▶ PROVIDED MATERIAL

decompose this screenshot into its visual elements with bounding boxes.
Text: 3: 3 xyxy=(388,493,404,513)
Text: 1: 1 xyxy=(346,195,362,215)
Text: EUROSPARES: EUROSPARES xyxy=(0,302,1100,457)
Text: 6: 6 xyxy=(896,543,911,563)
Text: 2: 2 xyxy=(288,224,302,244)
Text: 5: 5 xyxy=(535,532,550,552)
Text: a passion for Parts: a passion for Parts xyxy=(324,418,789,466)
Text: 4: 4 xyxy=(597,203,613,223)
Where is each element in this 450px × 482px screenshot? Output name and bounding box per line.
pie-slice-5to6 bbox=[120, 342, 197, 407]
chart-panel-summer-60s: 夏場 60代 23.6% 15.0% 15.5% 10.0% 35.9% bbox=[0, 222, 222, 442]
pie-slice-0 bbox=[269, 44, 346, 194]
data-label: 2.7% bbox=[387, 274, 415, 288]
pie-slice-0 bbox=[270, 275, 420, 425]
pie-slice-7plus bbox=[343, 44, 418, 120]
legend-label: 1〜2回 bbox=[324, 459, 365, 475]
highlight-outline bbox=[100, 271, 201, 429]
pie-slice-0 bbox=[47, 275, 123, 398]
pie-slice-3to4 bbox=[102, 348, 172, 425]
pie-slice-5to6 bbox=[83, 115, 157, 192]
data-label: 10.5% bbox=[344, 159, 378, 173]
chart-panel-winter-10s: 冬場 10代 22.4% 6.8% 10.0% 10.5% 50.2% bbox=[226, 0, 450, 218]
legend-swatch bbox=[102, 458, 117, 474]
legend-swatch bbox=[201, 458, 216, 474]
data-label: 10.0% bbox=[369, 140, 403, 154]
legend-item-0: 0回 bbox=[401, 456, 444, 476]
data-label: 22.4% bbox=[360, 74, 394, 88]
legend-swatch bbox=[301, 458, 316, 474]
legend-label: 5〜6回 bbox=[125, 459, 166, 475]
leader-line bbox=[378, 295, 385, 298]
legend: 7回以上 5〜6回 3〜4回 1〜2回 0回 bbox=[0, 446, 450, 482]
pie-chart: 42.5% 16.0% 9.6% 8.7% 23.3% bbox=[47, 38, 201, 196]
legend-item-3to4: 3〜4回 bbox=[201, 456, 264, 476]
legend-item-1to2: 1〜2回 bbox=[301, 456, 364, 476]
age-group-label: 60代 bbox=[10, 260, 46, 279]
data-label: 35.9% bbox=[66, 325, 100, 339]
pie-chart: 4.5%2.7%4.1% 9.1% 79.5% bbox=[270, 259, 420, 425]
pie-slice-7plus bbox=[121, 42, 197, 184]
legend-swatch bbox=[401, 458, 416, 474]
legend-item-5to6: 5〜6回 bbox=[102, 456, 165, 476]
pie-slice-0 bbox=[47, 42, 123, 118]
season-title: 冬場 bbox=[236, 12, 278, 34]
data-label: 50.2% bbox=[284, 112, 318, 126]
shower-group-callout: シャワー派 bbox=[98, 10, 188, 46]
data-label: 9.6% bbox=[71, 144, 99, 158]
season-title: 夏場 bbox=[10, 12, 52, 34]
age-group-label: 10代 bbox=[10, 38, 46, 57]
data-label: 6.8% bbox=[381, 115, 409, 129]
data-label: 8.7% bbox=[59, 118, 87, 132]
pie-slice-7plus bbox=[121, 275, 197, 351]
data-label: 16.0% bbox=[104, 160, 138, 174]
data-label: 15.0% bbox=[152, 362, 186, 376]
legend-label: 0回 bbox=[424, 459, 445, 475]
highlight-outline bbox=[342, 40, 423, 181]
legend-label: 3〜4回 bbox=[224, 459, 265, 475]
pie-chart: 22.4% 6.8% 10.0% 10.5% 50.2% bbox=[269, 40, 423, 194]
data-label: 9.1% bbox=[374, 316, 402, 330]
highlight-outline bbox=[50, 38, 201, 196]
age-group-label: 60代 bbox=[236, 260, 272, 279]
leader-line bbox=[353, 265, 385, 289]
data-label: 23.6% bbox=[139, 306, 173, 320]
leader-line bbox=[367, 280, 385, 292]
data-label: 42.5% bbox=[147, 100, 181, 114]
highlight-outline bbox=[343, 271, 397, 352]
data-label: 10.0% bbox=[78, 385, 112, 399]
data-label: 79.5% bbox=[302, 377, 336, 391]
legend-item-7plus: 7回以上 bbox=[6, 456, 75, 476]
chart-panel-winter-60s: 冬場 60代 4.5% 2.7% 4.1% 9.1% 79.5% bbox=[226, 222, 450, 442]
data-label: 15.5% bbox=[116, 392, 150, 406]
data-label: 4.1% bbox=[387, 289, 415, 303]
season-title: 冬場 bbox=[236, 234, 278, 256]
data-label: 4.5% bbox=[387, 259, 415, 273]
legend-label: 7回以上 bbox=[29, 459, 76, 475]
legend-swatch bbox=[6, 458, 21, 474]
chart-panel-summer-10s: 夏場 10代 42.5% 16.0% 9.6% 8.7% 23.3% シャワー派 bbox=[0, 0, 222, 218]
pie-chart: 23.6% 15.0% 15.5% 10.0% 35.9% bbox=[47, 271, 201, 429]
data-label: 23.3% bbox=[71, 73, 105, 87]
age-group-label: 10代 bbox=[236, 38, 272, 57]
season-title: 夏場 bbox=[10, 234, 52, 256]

▶ OBJECTIVE
Copy all of the records above line for line, keeping every character and the original order.

▶ CORRECT OUTPUT
decompose this screenshot into its visual elements with bounding boxes.
Text: 3: 3 xyxy=(388,493,404,513)
Text: 1: 1 xyxy=(346,195,362,215)
Text: EUROSPARES: EUROSPARES xyxy=(0,302,1100,457)
Text: 6: 6 xyxy=(896,543,911,563)
Text: 2: 2 xyxy=(288,224,302,244)
Text: 5: 5 xyxy=(535,532,550,552)
Text: a passion for Parts: a passion for Parts xyxy=(324,418,789,466)
Text: 4: 4 xyxy=(597,203,613,223)
Where is each element in this 450px × 482px screenshot? Output name and bounding box per line.
pie-slice-5to6 bbox=[120, 342, 197, 407]
chart-panel-summer-60s: 夏場 60代 23.6% 15.0% 15.5% 10.0% 35.9% bbox=[0, 222, 222, 442]
pie-slice-0 bbox=[269, 44, 346, 194]
data-label: 2.7% bbox=[387, 274, 415, 288]
pie-slice-0 bbox=[270, 275, 420, 425]
pie-slice-7plus bbox=[343, 44, 418, 120]
legend-label: 1〜2回 bbox=[324, 459, 365, 475]
highlight-outline bbox=[100, 271, 201, 429]
pie-slice-0 bbox=[47, 275, 123, 398]
pie-slice-3to4 bbox=[102, 348, 172, 425]
pie-slice-5to6 bbox=[83, 115, 157, 192]
data-label: 10.5% bbox=[344, 159, 378, 173]
chart-panel-winter-10s: 冬場 10代 22.4% 6.8% 10.0% 10.5% 50.2% bbox=[226, 0, 450, 218]
legend-swatch bbox=[102, 458, 117, 474]
legend-swatch bbox=[201, 458, 216, 474]
data-label: 10.0% bbox=[369, 140, 403, 154]
legend-item-0: 0回 bbox=[401, 456, 444, 476]
data-label: 22.4% bbox=[360, 74, 394, 88]
legend-swatch bbox=[301, 458, 316, 474]
legend-label: 5〜6回 bbox=[125, 459, 166, 475]
leader-line bbox=[378, 295, 385, 298]
legend: 7回以上 5〜6回 3〜4回 1〜2回 0回 bbox=[0, 446, 450, 482]
pie-chart: 42.5% 16.0% 9.6% 8.7% 23.3% bbox=[47, 38, 201, 196]
legend-item-3to4: 3〜4回 bbox=[201, 456, 264, 476]
legend-item-1to2: 1〜2回 bbox=[301, 456, 364, 476]
age-group-label: 60代 bbox=[10, 260, 46, 279]
data-label: 35.9% bbox=[66, 325, 100, 339]
pie-chart: 4.5%2.7%4.1% 9.1% 79.5% bbox=[270, 259, 420, 425]
pie-slice-7plus bbox=[121, 42, 197, 184]
legend-swatch bbox=[401, 458, 416, 474]
legend-item-5to6: 5〜6回 bbox=[102, 456, 165, 476]
pie-slice-0 bbox=[47, 42, 123, 118]
season-title: 冬場 bbox=[236, 12, 278, 34]
data-label: 50.2% bbox=[284, 112, 318, 126]
shower-group-callout: シャワー派 bbox=[98, 10, 188, 46]
data-label: 9.6% bbox=[71, 144, 99, 158]
season-title: 夏場 bbox=[10, 12, 52, 34]
age-group-label: 10代 bbox=[10, 38, 46, 57]
data-label: 6.8% bbox=[381, 115, 409, 129]
data-label: 8.7% bbox=[59, 118, 87, 132]
pie-slice-7plus bbox=[121, 275, 197, 351]
data-label: 16.0% bbox=[104, 160, 138, 174]
data-label: 15.0% bbox=[152, 362, 186, 376]
legend-label: 0回 bbox=[424, 459, 445, 475]
highlight-outline bbox=[342, 40, 423, 181]
legend-label: 3〜4回 bbox=[224, 459, 265, 475]
pie-chart: 22.4% 6.8% 10.0% 10.5% 50.2% bbox=[269, 40, 423, 194]
data-label: 9.1% bbox=[374, 316, 402, 330]
highlight-outline bbox=[50, 38, 201, 196]
age-group-label: 60代 bbox=[236, 260, 272, 279]
leader-line bbox=[353, 265, 385, 289]
data-label: 23.6% bbox=[139, 306, 173, 320]
leader-line bbox=[367, 280, 385, 292]
data-label: 42.5% bbox=[147, 100, 181, 114]
highlight-outline bbox=[343, 271, 397, 352]
data-label: 10.0% bbox=[78, 385, 112, 399]
data-label: 79.5% bbox=[302, 377, 336, 391]
legend-item-7plus: 7回以上 bbox=[6, 456, 75, 476]
chart-panel-winter-60s: 冬場 60代 4.5% 2.7% 4.1% 9.1% 79.5% bbox=[226, 222, 450, 442]
data-label: 15.5% bbox=[116, 392, 150, 406]
data-label: 4.1% bbox=[387, 289, 415, 303]
season-title: 冬場 bbox=[236, 234, 278, 256]
data-label: 4.5% bbox=[387, 259, 415, 273]
legend-label: 7回以上 bbox=[29, 459, 76, 475]
legend-swatch bbox=[6, 458, 21, 474]
chart-panel-summer-10s: 夏場 10代 42.5% 16.0% 9.6% 8.7% 23.3% シャワー派 bbox=[0, 0, 222, 218]
pie-chart: 23.6% 15.0% 15.5% 10.0% 35.9% bbox=[47, 271, 201, 429]
data-label: 23.3% bbox=[71, 73, 105, 87]
age-group-label: 10代 bbox=[236, 38, 272, 57]
season-title: 夏場 bbox=[10, 234, 52, 256]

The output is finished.